## Your instructions
Set all the material down again unchanged, without the pictures.

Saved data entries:

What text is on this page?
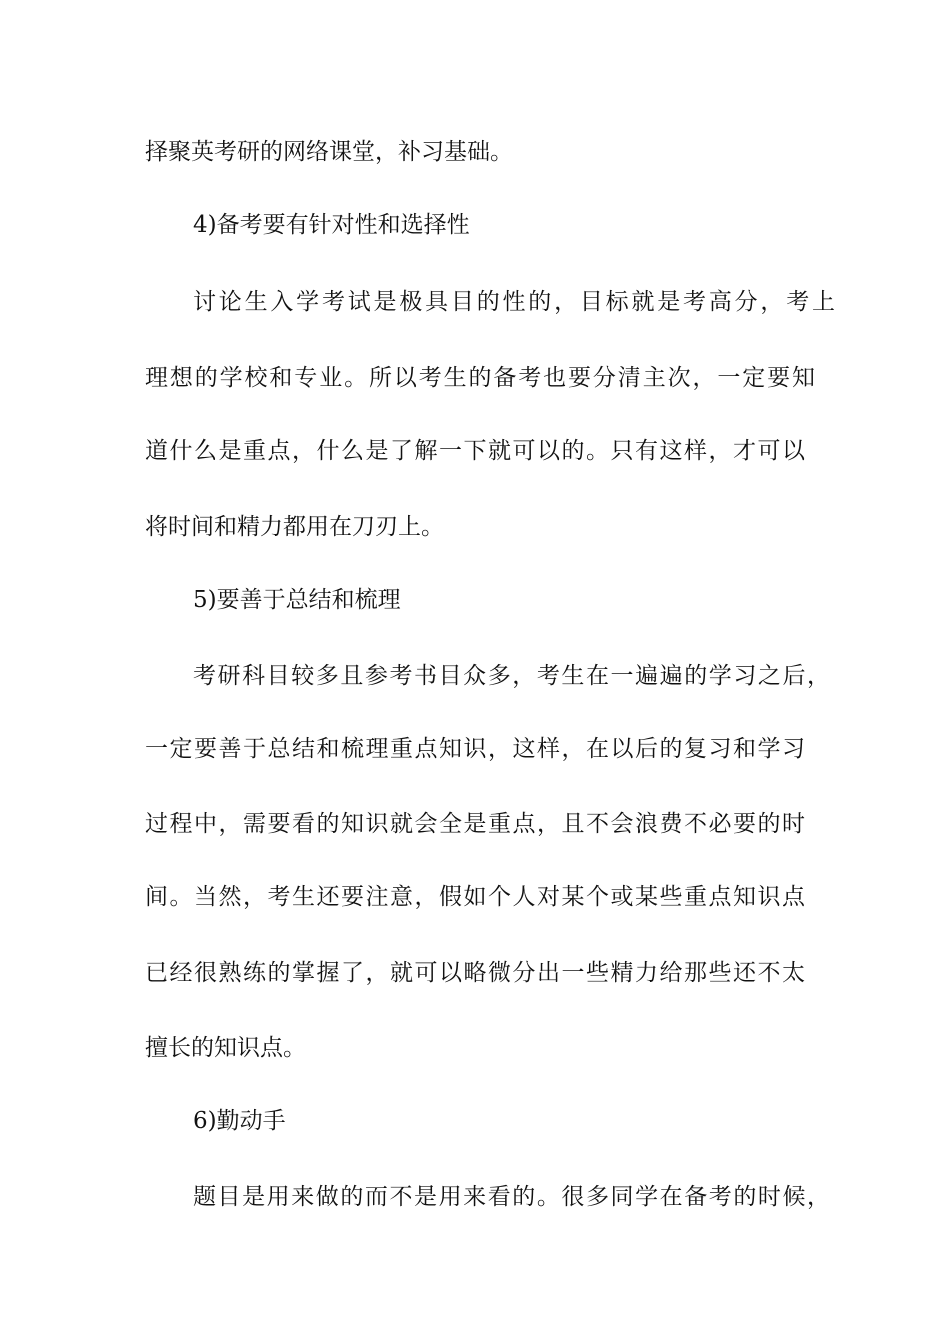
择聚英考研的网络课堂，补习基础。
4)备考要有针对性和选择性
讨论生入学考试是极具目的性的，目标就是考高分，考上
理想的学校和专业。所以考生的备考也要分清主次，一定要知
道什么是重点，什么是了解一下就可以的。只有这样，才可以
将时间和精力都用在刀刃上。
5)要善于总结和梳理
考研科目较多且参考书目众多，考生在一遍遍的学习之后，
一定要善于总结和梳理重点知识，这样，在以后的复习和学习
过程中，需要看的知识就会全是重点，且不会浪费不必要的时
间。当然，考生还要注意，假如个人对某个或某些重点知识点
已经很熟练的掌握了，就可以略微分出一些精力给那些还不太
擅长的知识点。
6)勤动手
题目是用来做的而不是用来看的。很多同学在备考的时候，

## Output of the task
What text is on this page?
择聚英考研的网络课堂，补习基础。
4)备考要有针对性和选择性
讨论生入学考试是极具目的性的，目标就是考高分，考上
理想的学校和专业。所以考生的备考也要分清主次，一定要知
道什么是重点，什么是了解一下就可以的。只有这样，才可以
将时间和精力都用在刀刃上。
5)要善于总结和梳理
考研科目较多且参考书目众多，考生在一遍遍的学习之后，
一定要善于总结和梳理重点知识，这样，在以后的复习和学习
过程中，需要看的知识就会全是重点，且不会浪费不必要的时
间。当然，考生还要注意，假如个人对某个或某些重点知识点
已经很熟练的掌握了，就可以略微分出一些精力给那些还不太
擅长的知识点。
6)勤动手
题目是用来做的而不是用来看的。很多同学在备考的时候，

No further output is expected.